Goal:
Lines that contain "heading" are to be counted; give only their number.

Stored rows:
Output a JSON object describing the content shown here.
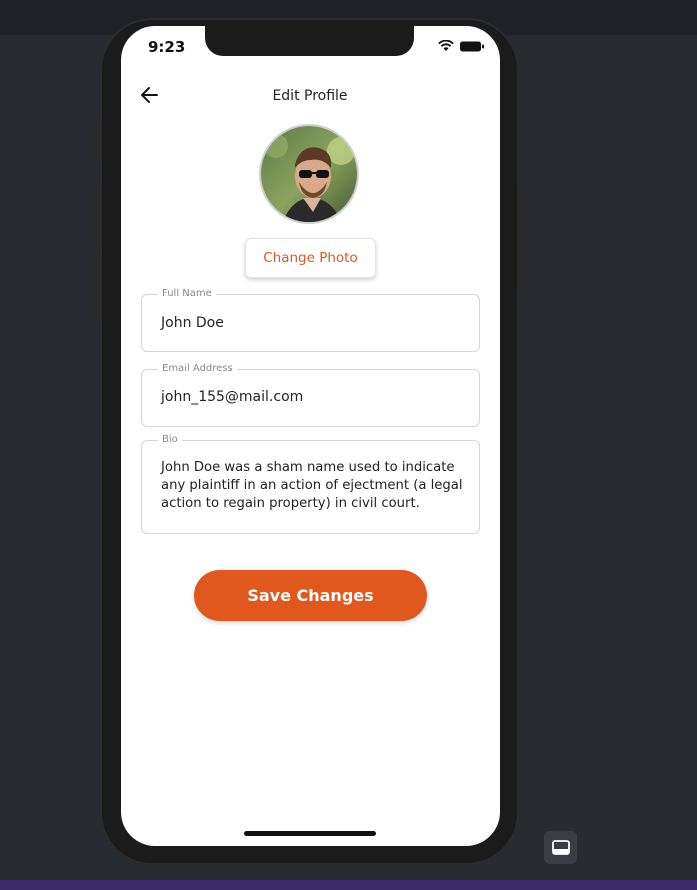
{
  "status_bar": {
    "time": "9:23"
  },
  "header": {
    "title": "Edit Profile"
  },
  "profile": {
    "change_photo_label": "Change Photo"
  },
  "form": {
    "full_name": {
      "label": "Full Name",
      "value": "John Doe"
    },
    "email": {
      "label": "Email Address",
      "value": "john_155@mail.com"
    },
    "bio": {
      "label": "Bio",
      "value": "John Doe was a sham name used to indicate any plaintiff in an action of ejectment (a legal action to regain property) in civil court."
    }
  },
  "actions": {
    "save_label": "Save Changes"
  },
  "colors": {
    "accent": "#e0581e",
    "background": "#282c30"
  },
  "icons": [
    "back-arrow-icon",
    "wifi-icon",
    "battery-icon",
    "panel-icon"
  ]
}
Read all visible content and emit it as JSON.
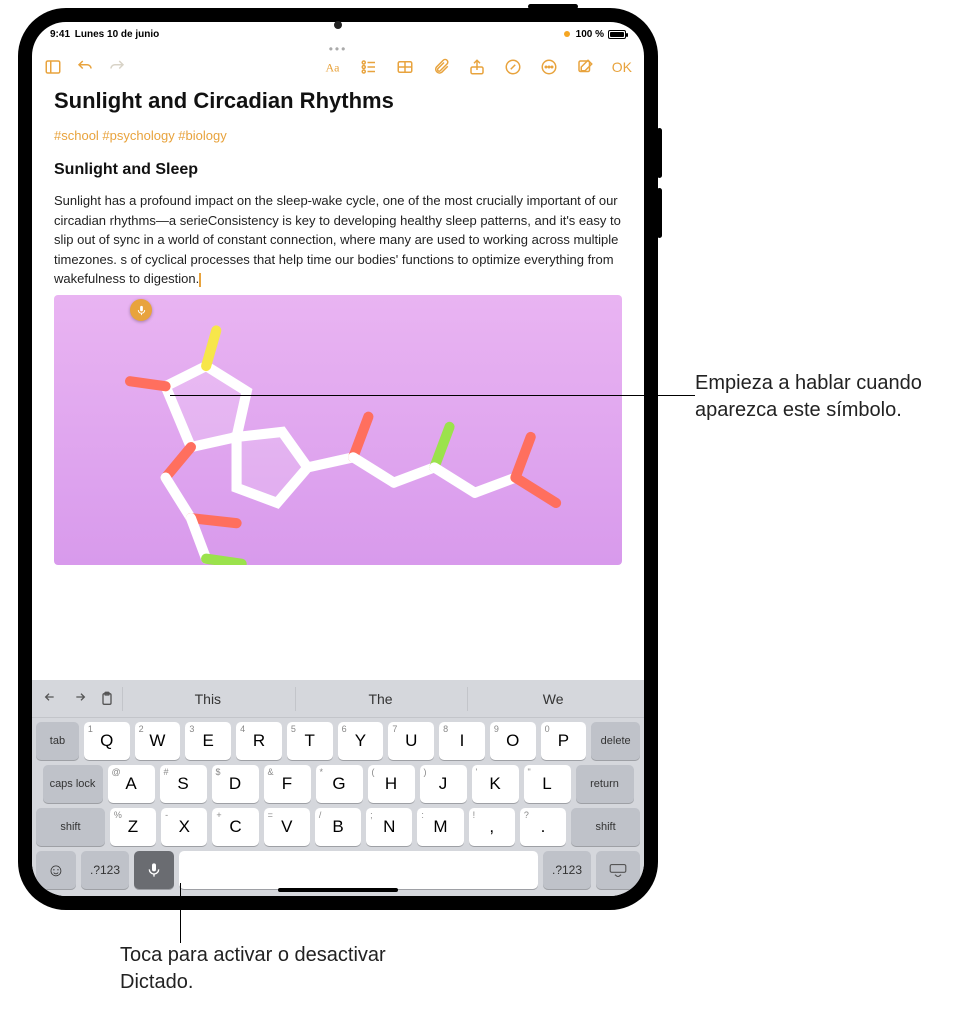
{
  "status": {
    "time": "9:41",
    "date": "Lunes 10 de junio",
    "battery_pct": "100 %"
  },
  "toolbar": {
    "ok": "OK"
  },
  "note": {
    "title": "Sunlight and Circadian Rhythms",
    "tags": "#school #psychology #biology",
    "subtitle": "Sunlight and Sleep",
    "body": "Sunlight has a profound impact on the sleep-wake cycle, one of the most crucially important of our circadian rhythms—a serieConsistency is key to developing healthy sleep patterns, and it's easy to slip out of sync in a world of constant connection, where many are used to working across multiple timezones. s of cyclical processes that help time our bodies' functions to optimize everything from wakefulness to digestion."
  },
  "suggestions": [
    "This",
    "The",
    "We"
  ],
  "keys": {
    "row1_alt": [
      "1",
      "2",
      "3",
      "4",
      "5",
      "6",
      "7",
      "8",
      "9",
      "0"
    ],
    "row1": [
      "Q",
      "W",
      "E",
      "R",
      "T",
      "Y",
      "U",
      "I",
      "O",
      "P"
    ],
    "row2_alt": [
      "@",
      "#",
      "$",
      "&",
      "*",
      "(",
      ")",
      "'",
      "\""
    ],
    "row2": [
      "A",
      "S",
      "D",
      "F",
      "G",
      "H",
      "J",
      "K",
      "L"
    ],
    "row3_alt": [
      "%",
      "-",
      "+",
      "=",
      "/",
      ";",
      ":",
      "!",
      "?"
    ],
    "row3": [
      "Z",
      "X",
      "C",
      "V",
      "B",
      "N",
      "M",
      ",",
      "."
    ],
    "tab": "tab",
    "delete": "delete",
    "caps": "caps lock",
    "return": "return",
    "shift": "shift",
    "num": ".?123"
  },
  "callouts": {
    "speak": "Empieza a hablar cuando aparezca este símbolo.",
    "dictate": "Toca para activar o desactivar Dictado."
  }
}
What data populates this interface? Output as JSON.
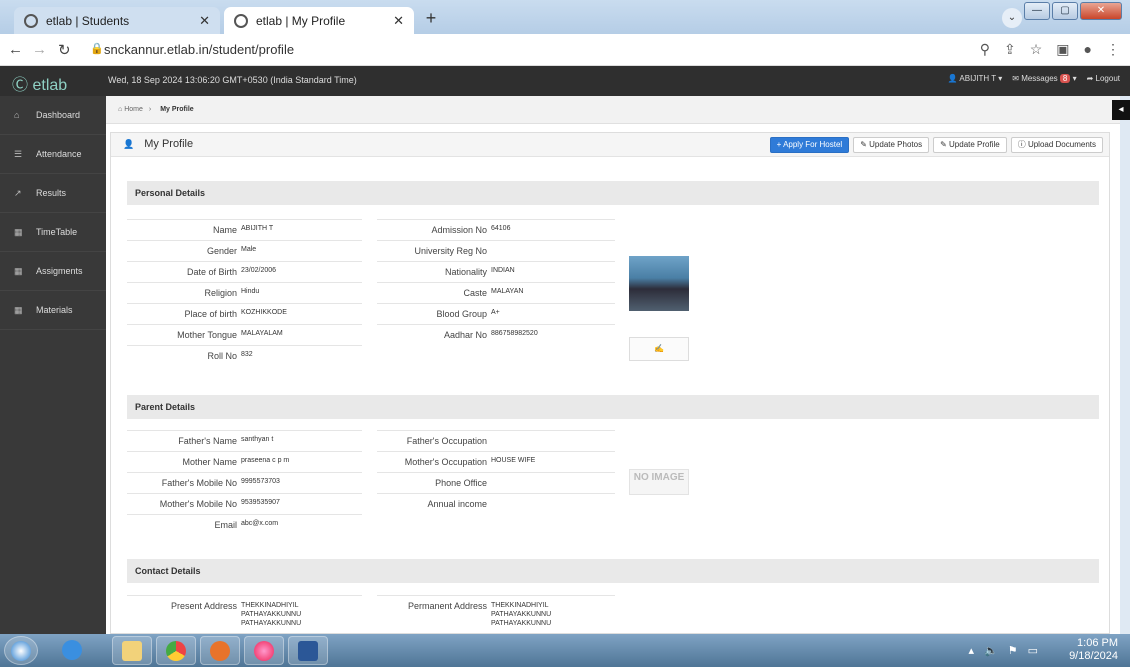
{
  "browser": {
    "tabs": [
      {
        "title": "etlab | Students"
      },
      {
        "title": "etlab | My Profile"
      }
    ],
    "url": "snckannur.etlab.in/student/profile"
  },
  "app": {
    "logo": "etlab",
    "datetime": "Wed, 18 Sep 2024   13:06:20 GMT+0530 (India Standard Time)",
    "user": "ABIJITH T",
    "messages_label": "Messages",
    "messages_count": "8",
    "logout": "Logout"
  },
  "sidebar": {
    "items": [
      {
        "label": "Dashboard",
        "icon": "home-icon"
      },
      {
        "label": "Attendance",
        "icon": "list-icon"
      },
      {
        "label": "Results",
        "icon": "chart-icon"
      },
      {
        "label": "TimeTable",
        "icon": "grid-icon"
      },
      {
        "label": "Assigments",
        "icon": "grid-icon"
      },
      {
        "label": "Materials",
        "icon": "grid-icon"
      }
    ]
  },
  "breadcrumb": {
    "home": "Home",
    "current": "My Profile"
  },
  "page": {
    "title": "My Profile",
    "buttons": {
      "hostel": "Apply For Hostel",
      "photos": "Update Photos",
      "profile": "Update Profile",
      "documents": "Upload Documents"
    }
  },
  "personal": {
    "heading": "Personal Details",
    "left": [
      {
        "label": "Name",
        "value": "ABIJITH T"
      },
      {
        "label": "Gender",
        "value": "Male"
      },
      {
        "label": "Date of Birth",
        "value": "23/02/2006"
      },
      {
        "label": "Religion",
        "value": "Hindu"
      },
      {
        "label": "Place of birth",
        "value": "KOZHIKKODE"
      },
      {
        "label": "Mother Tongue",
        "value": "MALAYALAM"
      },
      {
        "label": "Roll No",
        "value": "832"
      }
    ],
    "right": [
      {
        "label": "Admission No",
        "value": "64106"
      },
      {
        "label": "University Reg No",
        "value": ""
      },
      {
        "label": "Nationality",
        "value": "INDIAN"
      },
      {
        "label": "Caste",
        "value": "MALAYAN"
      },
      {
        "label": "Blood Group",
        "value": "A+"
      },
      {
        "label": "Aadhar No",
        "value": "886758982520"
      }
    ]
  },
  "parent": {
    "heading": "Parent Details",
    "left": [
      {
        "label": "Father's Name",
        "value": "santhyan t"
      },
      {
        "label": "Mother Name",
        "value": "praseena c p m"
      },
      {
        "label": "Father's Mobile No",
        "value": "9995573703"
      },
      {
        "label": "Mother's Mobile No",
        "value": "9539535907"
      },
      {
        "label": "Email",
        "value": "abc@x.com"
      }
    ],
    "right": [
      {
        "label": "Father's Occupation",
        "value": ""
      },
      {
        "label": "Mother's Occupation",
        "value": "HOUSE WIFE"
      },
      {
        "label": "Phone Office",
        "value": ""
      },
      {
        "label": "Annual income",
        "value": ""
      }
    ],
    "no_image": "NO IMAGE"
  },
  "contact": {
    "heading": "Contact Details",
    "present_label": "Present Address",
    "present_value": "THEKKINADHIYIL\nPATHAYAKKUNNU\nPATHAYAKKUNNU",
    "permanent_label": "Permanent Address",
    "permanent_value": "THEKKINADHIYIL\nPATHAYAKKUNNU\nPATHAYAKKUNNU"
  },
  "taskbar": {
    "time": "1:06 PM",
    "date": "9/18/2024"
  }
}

Answer to the task:
3